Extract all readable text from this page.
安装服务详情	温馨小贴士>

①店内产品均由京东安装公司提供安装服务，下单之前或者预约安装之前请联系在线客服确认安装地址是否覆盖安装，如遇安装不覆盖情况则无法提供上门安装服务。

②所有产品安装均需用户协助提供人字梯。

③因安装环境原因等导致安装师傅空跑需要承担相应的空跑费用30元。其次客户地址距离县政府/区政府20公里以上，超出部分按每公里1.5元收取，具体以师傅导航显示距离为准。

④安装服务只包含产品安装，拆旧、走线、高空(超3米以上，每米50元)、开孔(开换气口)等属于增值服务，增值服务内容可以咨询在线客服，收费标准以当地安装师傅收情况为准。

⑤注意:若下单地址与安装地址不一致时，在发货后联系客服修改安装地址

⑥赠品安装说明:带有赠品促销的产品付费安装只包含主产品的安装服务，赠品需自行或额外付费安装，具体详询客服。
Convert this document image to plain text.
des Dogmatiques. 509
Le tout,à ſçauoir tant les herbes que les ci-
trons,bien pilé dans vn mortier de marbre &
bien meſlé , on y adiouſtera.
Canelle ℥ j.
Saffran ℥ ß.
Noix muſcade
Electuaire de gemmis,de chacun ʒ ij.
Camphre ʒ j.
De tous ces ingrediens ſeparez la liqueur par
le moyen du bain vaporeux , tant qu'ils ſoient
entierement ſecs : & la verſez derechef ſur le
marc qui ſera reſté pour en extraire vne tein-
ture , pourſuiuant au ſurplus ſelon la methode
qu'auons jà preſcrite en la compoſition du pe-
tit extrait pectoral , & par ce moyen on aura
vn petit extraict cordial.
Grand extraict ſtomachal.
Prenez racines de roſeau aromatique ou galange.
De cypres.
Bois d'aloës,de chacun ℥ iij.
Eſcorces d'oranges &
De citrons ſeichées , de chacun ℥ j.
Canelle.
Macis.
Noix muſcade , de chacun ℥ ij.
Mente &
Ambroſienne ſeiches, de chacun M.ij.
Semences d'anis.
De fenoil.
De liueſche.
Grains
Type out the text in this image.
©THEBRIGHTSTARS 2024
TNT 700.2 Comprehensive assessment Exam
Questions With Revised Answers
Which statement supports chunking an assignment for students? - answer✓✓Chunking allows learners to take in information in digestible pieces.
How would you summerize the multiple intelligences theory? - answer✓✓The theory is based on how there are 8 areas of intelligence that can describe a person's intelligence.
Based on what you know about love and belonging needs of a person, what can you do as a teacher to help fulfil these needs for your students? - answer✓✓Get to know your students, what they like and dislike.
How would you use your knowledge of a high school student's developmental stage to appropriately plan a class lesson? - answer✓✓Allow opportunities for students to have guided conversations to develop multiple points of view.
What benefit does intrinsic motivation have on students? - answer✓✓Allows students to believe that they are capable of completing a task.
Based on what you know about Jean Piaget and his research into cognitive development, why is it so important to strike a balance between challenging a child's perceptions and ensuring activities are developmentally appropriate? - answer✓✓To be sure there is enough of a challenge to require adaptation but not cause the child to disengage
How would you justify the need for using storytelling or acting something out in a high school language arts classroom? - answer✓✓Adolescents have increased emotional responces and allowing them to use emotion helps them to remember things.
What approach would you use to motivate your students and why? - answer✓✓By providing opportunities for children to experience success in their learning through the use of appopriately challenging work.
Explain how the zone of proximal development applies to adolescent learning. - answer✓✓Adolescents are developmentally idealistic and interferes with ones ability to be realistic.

************

> _What to do_
Copy all lines from the listing that contain "this".

> _Reply_
Extract all readable text from this page.
Convert this document image to plain text.
Type out the text in this image.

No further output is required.